WORK REQUIRED:
Please transcribe the records precisely; pictures stay out of your copy.

::: DATA TO USE

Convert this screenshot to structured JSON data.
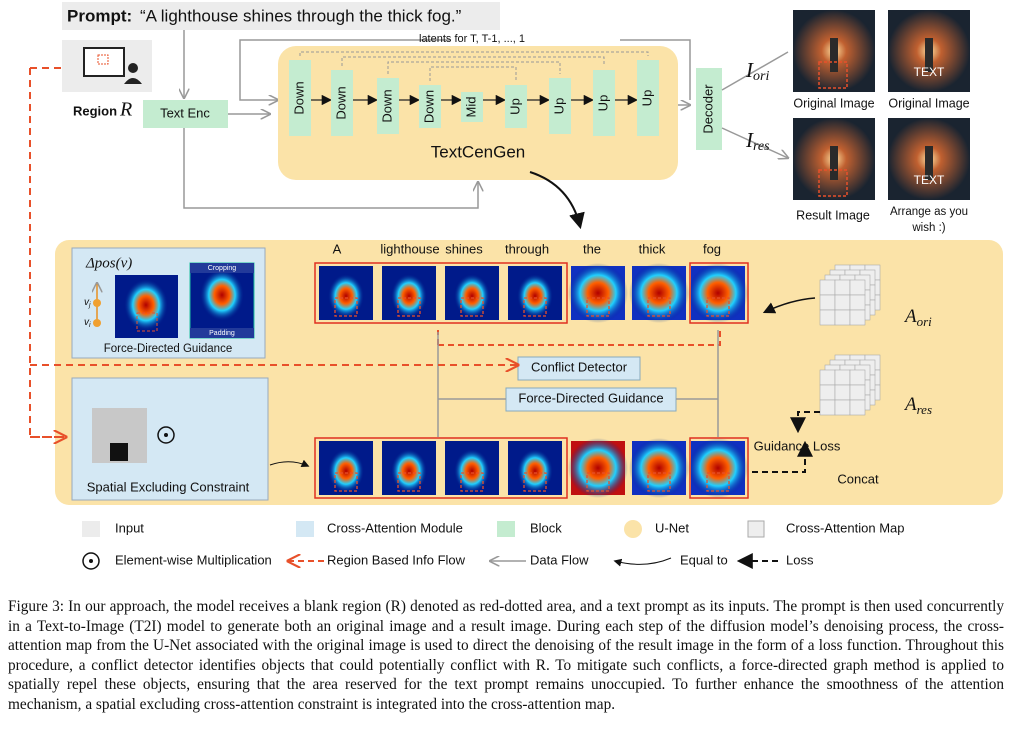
{
  "prompt": {
    "label": "Prompt:",
    "text": "“A lighthouse shines through the thick fog.”"
  },
  "region": {
    "label": "Region",
    "symbol": "R"
  },
  "latents_label": "latents for T, T-1, ..., 1",
  "text_enc": "Text Enc",
  "blocks": [
    "Down",
    "Down",
    "Down",
    "Down",
    "Mid",
    "Up",
    "Up",
    "Up",
    "Up"
  ],
  "unet_label": "TextCenGen",
  "decoder": "Decoder",
  "i_ori": {
    "main": "I",
    "sub": "ori"
  },
  "i_res": {
    "main": "I",
    "sub": "res"
  },
  "image_text": [
    "TEXT",
    "TEXT"
  ],
  "image_labels": [
    "Original Image",
    "Original Image",
    "Result Image"
  ],
  "arrange_label": [
    "Arrange as you",
    "wish :)"
  ],
  "fdg_panel": {
    "delta": "Δpos(v)",
    "vj": "v",
    "vj_sub": "j",
    "vi": "v",
    "vi_sub": "i",
    "cropping": "Cropping",
    "padding": "Padding",
    "label": "Force-Directed Guidance"
  },
  "words": [
    "A",
    "lighthouse",
    "shines",
    "through",
    "the",
    "thick",
    "fog"
  ],
  "a_ori": {
    "main": "A",
    "sub": "ori"
  },
  "a_res": {
    "main": "A",
    "sub": "res"
  },
  "conflict_detector": "Conflict Detector",
  "force_guidance": "Force-Directed Guidance",
  "guidance_loss": "Guidance Loss",
  "concat": "Concat",
  "spatial_label": "Spatial Excluding Constraint",
  "legend": [
    "Input",
    "Cross-Attention Module",
    "Block",
    "U-Net",
    "Cross-Attention Map",
    "Element-wise Multiplication",
    "Region Based Info Flow",
    "Data Flow",
    "Equal to",
    "Loss"
  ],
  "caption": "Figure 3: In our approach, the model receives a blank region (R) denoted as red-dotted area, and a text prompt as its inputs. The prompt is then used concurrently in a Text-to-Image (T2I) model to generate both an original image and a result image. During each step of the diffusion model’s denoising process, the cross-attention map from the U-Net associated with the original image is used to direct the denoising of the result image in the form of a loss function. Throughout this procedure, a conflict detector identifies objects that could potentially conflict with R. To mitigate such conflicts, a force-directed graph method is applied to spatially repel these objects, ensuring that the area reserved for the text prompt remains unoccupied. To further enhance the smoothness of the attention mechanism, a spatial excluding cross-attention constraint is integrated into the cross-attention map."
}
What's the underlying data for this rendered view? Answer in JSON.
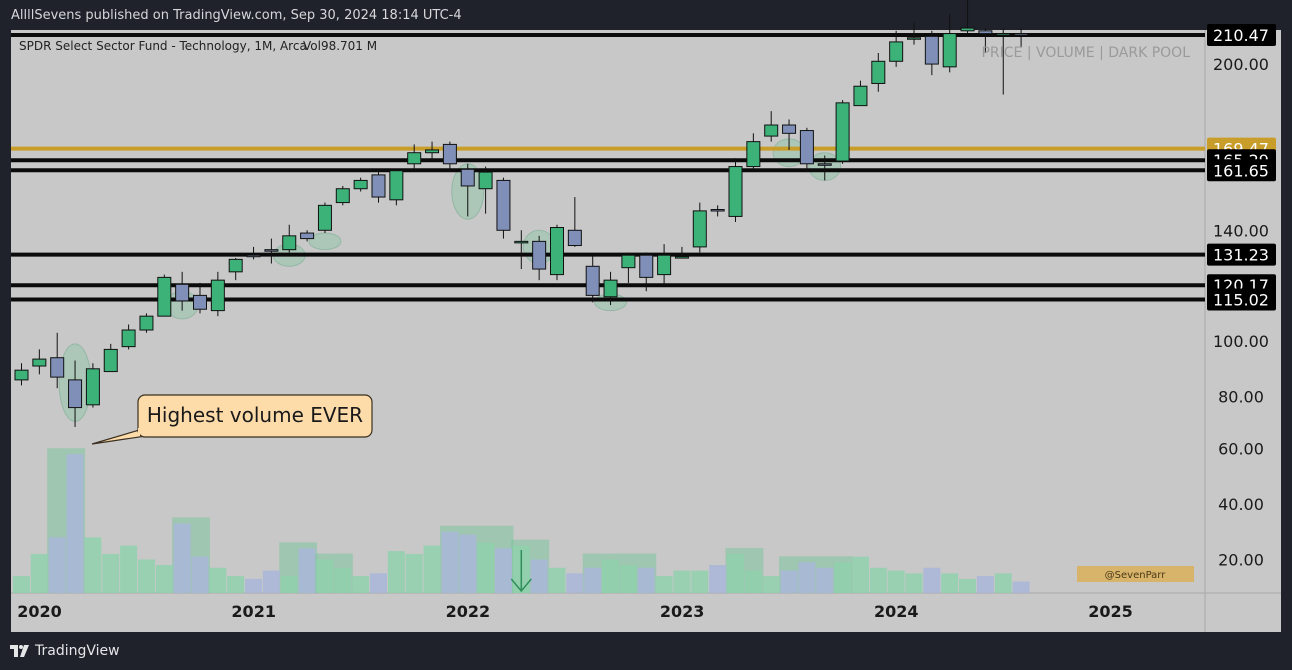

::::::

FULL SOLUTION:
Convert this screenshot to structured JSON data.
{
  "prompt": {
    "label": "Prompt:",
    "text": "“A lighthouse shines through the thick fog.”"
  },
  "region": {
    "label": "Region",
    "symbol": "R"
  },
  "latents_label": "latents for T, T-1, ..., 1",
  "text_enc": "Text Enc",
  "blocks": [
    "Down",
    "Down",
    "Down",
    "Down",
    "Mid",
    "Up",
    "Up",
    "Up",
    "Up"
  ],
  "unet_label": "TextCenGen",
  "decoder": "Decoder",
  "i_ori": {
    "main": "I",
    "sub": "ori"
  },
  "i_res": {
    "main": "I",
    "sub": "res"
  },
  "image_text": [
    "TEXT",
    "TEXT"
  ],
  "image_labels": [
    "Original Image",
    "Original Image",
    "Result Image"
  ],
  "arrange_label": [
    "Arrange as you",
    "wish :)"
  ],
  "fdg_panel": {
    "delta": "Δpos(v)",
    "vj": "v",
    "vj_sub": "j",
    "vi": "v",
    "vi_sub": "i",
    "cropping": "Cropping",
    "padding": "Padding",
    "label": "Force-Directed Guidance"
  },
  "words": [
    "A",
    "lighthouse",
    "shines",
    "through",
    "the",
    "thick",
    "fog"
  ],
  "a_ori": {
    "main": "A",
    "sub": "ori"
  },
  "a_res": {
    "main": "A",
    "sub": "res"
  },
  "conflict_detector": "Conflict Detector",
  "force_guidance": "Force-Directed Guidance",
  "guidance_loss": "Guidance Loss",
  "concat": "Concat",
  "spatial_label": "Spatial Excluding Constraint",
  "legend": [
    "Input",
    "Cross-Attention Module",
    "Block",
    "U-Net",
    "Cross-Attention Map",
    "Element-wise Multiplication",
    "Region Based Info Flow",
    "Data Flow",
    "Equal to",
    "Loss"
  ],
  "caption": "Figure 3: In our approach, the model receives a blank region (R) denoted as red-dotted area, and a text prompt as its inputs. The prompt is then used concurrently in a Text-to-Image (T2I) model to generate both an original image and a result image. During each step of the diffusion model’s denoising process, the cross-attention map from the U-Net associated with the original image is used to direct the denoising of the result image in the form of a loss function. Throughout this procedure, a conflict detector identifies objects that could potentially conflict with R. To mitigate such conflicts, a force-directed graph method is applied to spatially repel these objects, ensuring that the area reserved for the text prompt remains unoccupied. To further enhance the smoothness of the attention mechanism, a spatial excluding cross-attention constraint is integrated into the cross-attention map."
}
What's the underlying data for this rendered view? Answer in JSON.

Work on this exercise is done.